>>>
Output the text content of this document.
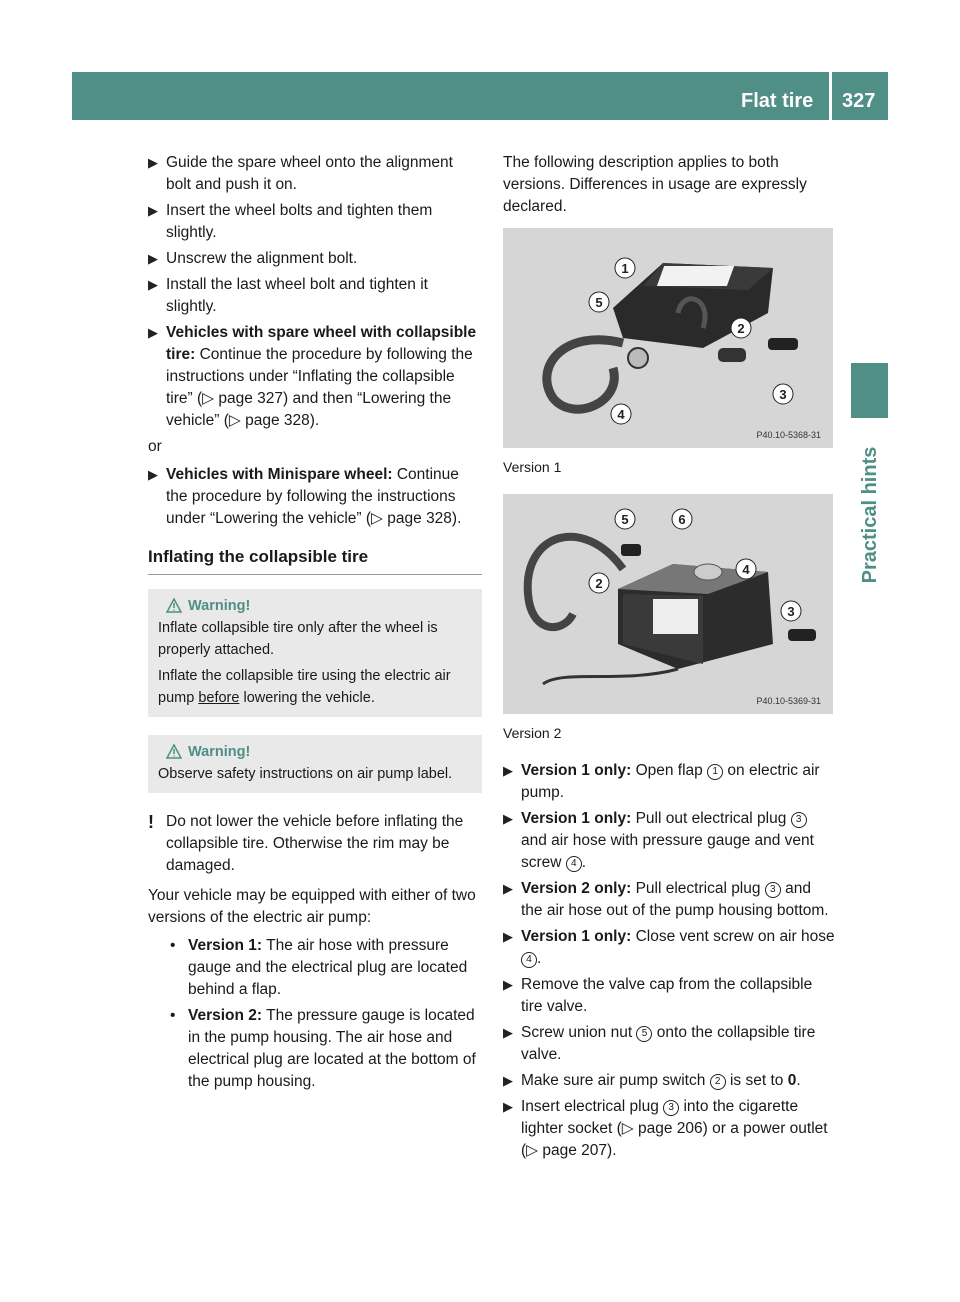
Flat tire 327
Practical hints
▶ Guide the spare wheel onto the alignment bolt and push it on.
▶ Insert the wheel bolts and tighten them slightly.
▶ Unscrew the alignment bolt.
▶ Install the last wheel bolt and tighten it slightly.
▶ Vehicles with spare wheel with collapsible tire: Continue the procedure by following the instructions under “Inflating the collapsible tire” (▷ page 327) and then “Lowering the vehicle” (▷ page 328).

or

▶ Vehicles with Minispare wheel: Continue the procedure by following the instructions under “Lowering the vehicle” (▷ page 328).
Inflating the collapsible tire
Warning!

Inflate collapsible tire only after the wheel is properly attached.

Inflate the collapsible tire using the electric air pump before lowering the vehicle.

Warning!

Observe safety instructions on air pump label.

! Do not lower the vehicle before inflating the collapsible tire. Otherwise the rim may be damaged.

Your vehicle may be equipped with either of two versions of the electric air pump:

• Version 1: The air hose with pressure gauge and the electrical plug are located behind a flap.
• Version 2: The pressure gauge is located in the pump housing. The air hose and electrical plug are located at the bottom of the pump housing.

The following description applies to both versions. Differences in usage are expressly declared.

P40.10-5368-31
1
2
3
4
5
Version 1
P40.10-5369-31
2
3
4
5	6
Version 2
▶ Version 1 only: Open flap 1 on electric air pump.
▶ Version 1 only: Pull out electrical plug 3 and air hose with pressure gauge and vent screw 4 .
▶ Version 2 only: Pull electrical plug 3 and the air hose out of the pump housing bottom.
▶ Version 1 only: Close vent screw on air hose 4 .
▶ Remove the valve cap from the collapsible tire valve.
▶ Screw union nut 5 onto the collapsible tire valve.
▶ Make sure air pump switch 2 is set to 0.
▶ Insert electrical plug 3 into the cigarette lighter socket (▷ page 206) or a power outlet (▷ page 207).
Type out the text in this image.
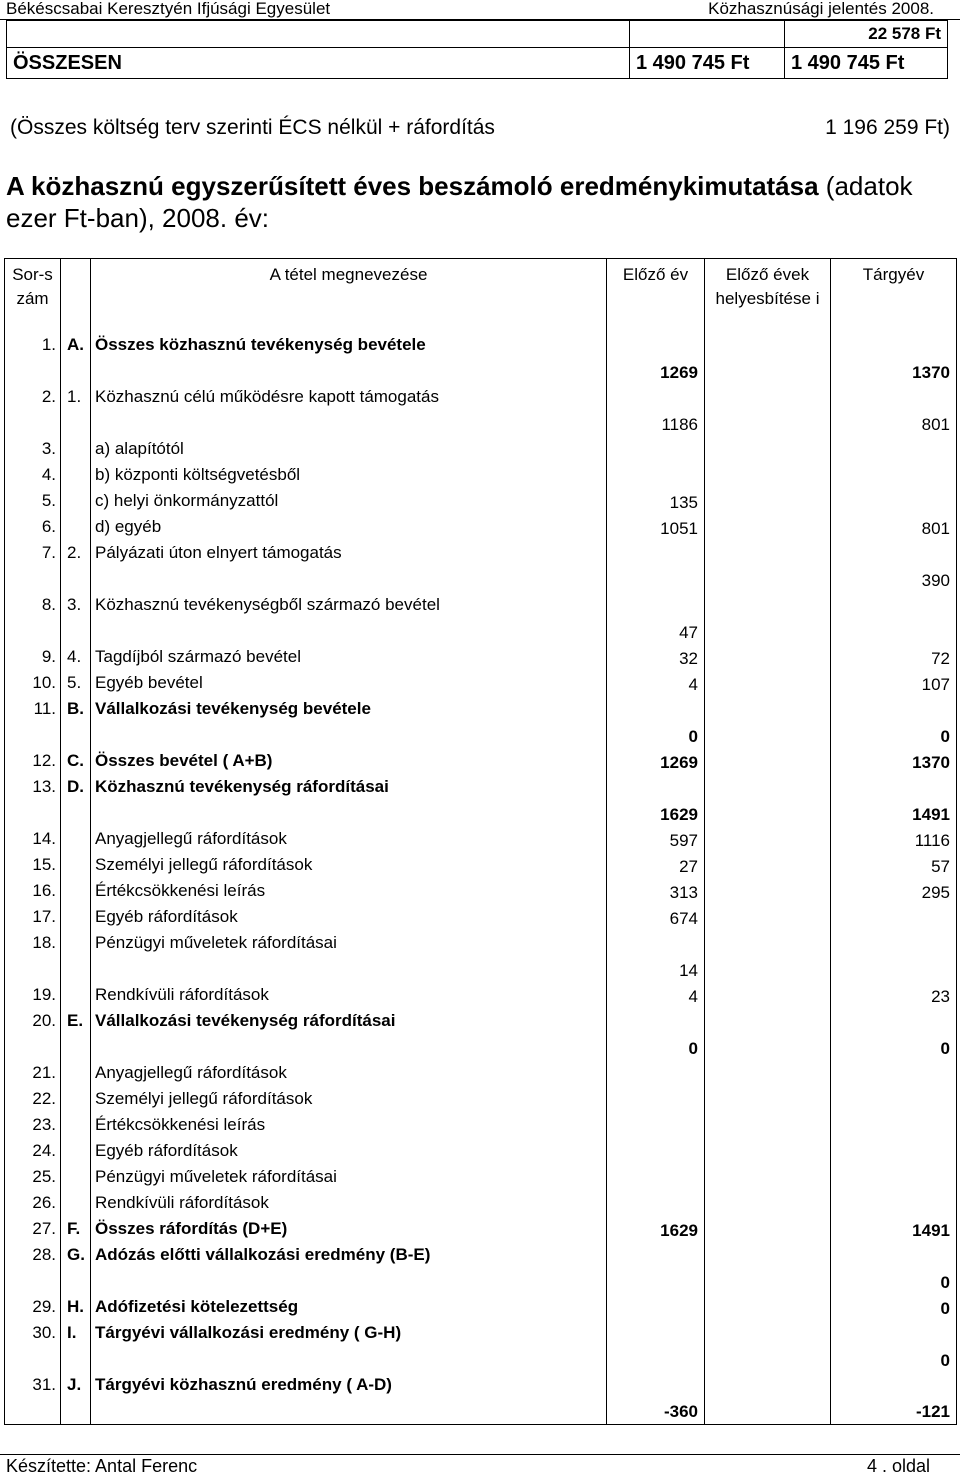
Békéscsabai Keresztyén Ifjúsági Egyesület	Közhasznúsági jelentés 2008.
		22 578 Ft
ÖSSZESEN	1 490 745 Ft	1 490 745 Ft
(Összes költség terv szerinti ÉCS nélkül + ráfordítás	1 196 259 Ft)
A közhasznú egyszerűsített éves beszámoló eredménykimutatása (adatok ezer Ft-ban), 2008. év:
Sor-szám		A tétel megnevezése	Előző év	Előző évek helyesbítése i	Tárgyév
1.	A.	Összes közhasznú tevékenység bevétele	1269		1370
2.	1.	Közhasznú célú működésre kapott támogatás	1186		801
3.		a) alapítótól			
4.		b) központi költségvetésből			
5.		c) helyi önkormányzattól	135		
6.		d) egyéb	1051		801
7.	2.	Pályázati úton elnyert támogatás			390
8.	3.	Közhasznú tevékenységből származó bevétel	47		
9.	4.	Tagdíjból származó bevétel	32		72
10.	5.	Egyéb bevétel	4		107
11.	B.	Vállalkozási tevékenység bevétele	0		0
12.	C.	Összes bevétel ( A+B)	1269		1370
13.	D.	Közhasznú tevékenység ráfordításai	1629		1491
14.		Anyagjellegű ráfordítások	597		1116
15.		Személyi jellegű ráfordítások	27		57
16.		Értékcsökkenési leírás	313		295
17.		Egyéb ráfordítások	674		
18.		Pénzügyi műveletek ráfordításai	14		
19.		Rendkívüli ráfordítások	4		23
20.	E.	Vállalkozási tevékenység ráfordításai	0		0
21.		Anyagjellegű ráfordítások			
22.		Személyi jellegű ráfordítások			
23.		Értékcsökkenési leírás			
24.		Egyéb ráfordítások			
25.		Pénzügyi műveletek ráfordításai			
26.		Rendkívüli ráfordítások			
27.	F.	Összes ráfordítás (D+E)	1629		1491
28.	G.	Adózás előtti vállalkozási eredmény (B-E)			0
29.	H.	Adófizetési kötelezettség			0
30.	I.	Tárgyévi vállalkozási eredmény ( G-H)			0
31.	J.	Tárgyévi közhasznú eredmény ( A-D)	-360		-121
Készítette: Antal Ferenc	4 . oldal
<<<
• **Aim**: Extract the full listing above verbatim; pictures are to be left out of the copy.

• **Written response**:
Output the text content of this document.
Flat tire 327
Practical hints
▶ Guide the spare wheel onto the alignment bolt and push it on.
▶ Insert the wheel bolts and tighten them slightly.
▶ Unscrew the alignment bolt.
▶ Install the last wheel bolt and tighten it slightly.
▶ Vehicles with spare wheel with collapsible tire: Continue the procedure by following the instructions under “Inflating the collapsible tire” (▷ page 327) and then “Lowering the vehicle” (▷ page 328).

or

▶ Vehicles with Minispare wheel: Continue the procedure by following the instructions under “Lowering the vehicle” (▷ page 328).
Inflating the collapsible tire
Warning!

Inflate collapsible tire only after the wheel is properly attached.

Inflate the collapsible tire using the electric air pump before lowering the vehicle.

Warning!

Observe safety instructions on air pump label.

! Do not lower the vehicle before inflating the collapsible tire. Otherwise the rim may be damaged.

Your vehicle may be equipped with either of two versions of the electric air pump:

• Version 1: The air hose with pressure gauge and the electrical plug are located behind a flap.
• Version 2: The pressure gauge is located in the pump housing. The air hose and electrical plug are located at the bottom of the pump housing.

The following description applies to both versions. Differences in usage are expressly declared.

P40.10-5368-31
1
2
3
4
5
Version 1
P40.10-5369-31
2
3
4
5	6
Version 2
▶ Version 1 only: Open flap 1 on electric air pump.
▶ Version 1 only: Pull out electrical plug 3 and air hose with pressure gauge and vent screw 4 .
▶ Version 2 only: Pull electrical plug 3 and the air hose out of the pump housing bottom.
▶ Version 1 only: Close vent screw on air hose 4 .
▶ Remove the valve cap from the collapsible tire valve.
▶ Screw union nut 5 onto the collapsible tire valve.
▶ Make sure air pump switch 2 is set to 0.
▶ Insert electrical plug 3 into the cigarette lighter socket (▷ page 206) or a power outlet (▷ page 207).
Type out the text in this image.
Békéscsabai Keresztyén Ifjúsági Egyesület	Közhasznúsági jelentés 2008.
		22 578 Ft
ÖSSZESEN	1 490 745 Ft	1 490 745 Ft
(Összes költség terv szerinti ÉCS nélkül + ráfordítás	1 196 259 Ft)
A közhasznú egyszerűsített éves beszámoló eredménykimutatása (adatok ezer Ft-ban), 2008. év:
Sor-szám		A tétel megnevezése	Előző év	Előző évek helyesbítése i	Tárgyév
1.	A.	Összes közhasznú tevékenység bevétele	1269		1370
2.	1.	Közhasznú célú működésre kapott támogatás	1186		801
3.		a) alapítótól			
4.		b) központi költségvetésből			
5.		c) helyi önkormányzattól	135		
6.		d) egyéb	1051		801
7.	2.	Pályázati úton elnyert támogatás			390
8.	3.	Közhasznú tevékenységből származó bevétel	47		
9.	4.	Tagdíjból származó bevétel	32		72
10.	5.	Egyéb bevétel	4		107
11.	B.	Vállalkozási tevékenység bevétele	0		0
12.	C.	Összes bevétel ( A+B)	1269		1370
13.	D.	Közhasznú tevékenység ráfordításai	1629		1491
14.		Anyagjellegű ráfordítások	597		1116
15.		Személyi jellegű ráfordítások	27		57
16.		Értékcsökkenési leírás	313		295
17.		Egyéb ráfordítások	674		
18.		Pénzügyi műveletek ráfordításai	14		
19.		Rendkívüli ráfordítások	4		23
20.	E.	Vállalkozási tevékenység ráfordításai	0		0
21.		Anyagjellegű ráfordítások			
22.		Személyi jellegű ráfordítások			
23.		Értékcsökkenési leírás			
24.		Egyéb ráfordítások			
25.		Pénzügyi műveletek ráfordításai			
26.		Rendkívüli ráfordítások			
27.	F.	Összes ráfordítás (D+E)	1629		1491
28.	G.	Adózás előtti vállalkozási eredmény (B-E)			0
29.	H.	Adófizetési kötelezettség			0
30.	I.	Tárgyévi vállalkozási eredmény ( G-H)			0
31.	J.	Tárgyévi közhasznú eredmény ( A-D)	-360		-121
Készítette: Antal Ferenc	4 . oldal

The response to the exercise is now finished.